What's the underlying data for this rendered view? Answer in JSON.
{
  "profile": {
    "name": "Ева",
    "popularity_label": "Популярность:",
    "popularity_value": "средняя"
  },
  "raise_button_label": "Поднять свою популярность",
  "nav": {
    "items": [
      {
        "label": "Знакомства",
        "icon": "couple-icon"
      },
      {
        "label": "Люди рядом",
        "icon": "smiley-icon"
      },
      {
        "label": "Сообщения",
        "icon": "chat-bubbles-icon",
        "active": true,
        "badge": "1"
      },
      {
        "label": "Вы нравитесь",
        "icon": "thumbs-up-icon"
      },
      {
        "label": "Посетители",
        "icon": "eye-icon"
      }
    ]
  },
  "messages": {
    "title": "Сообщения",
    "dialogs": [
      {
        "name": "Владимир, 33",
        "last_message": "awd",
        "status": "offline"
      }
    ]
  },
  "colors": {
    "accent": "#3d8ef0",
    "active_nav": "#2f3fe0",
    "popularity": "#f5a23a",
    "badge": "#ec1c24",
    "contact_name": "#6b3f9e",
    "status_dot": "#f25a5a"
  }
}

_ _ _ _ _

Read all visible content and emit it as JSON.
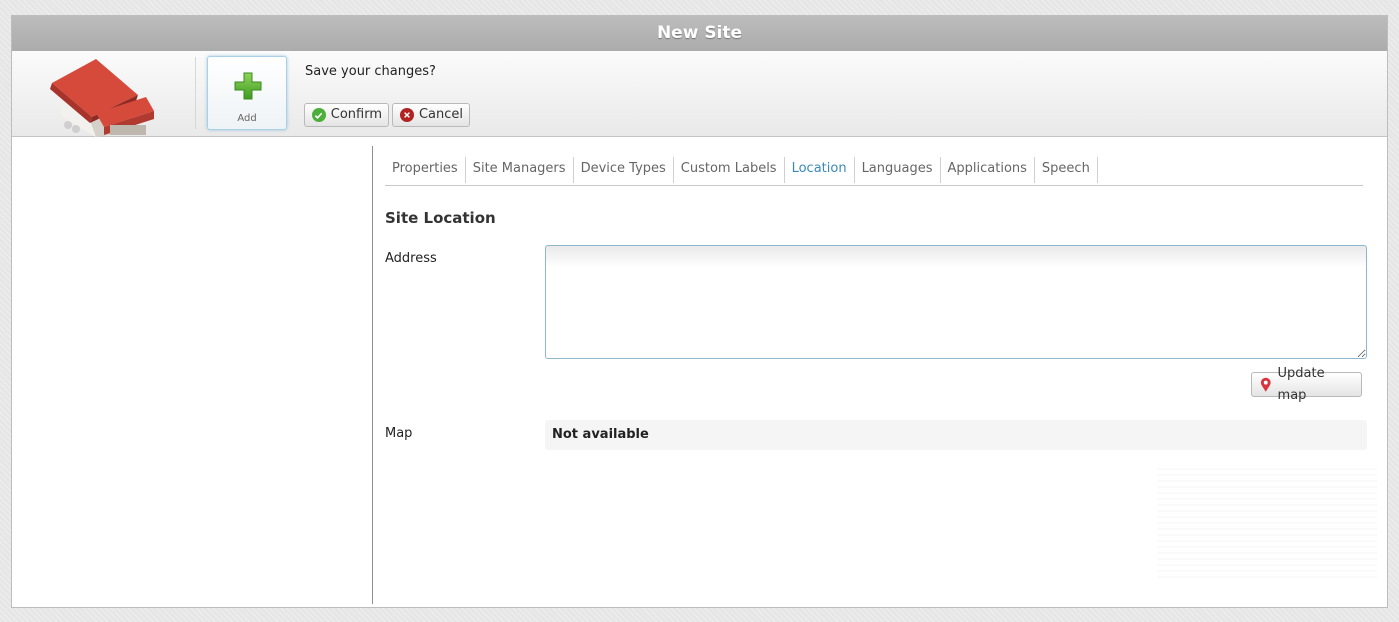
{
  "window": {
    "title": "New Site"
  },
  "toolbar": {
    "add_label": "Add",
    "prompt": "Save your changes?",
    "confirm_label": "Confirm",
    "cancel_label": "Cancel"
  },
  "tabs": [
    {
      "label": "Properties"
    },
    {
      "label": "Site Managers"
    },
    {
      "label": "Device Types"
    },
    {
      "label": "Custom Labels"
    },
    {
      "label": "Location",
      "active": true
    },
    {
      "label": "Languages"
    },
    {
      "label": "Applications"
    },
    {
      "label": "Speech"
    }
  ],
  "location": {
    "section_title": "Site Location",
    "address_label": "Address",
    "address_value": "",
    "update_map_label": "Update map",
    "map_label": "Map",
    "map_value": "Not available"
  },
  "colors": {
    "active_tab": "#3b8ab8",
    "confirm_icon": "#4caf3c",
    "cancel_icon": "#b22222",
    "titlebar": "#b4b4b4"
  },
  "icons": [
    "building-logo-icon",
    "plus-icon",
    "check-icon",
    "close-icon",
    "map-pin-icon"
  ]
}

_ _ _ _ _

# What you should do
Using the listing, say how many lines include the word "JSON", and add nothing else.

# Solution to this task
2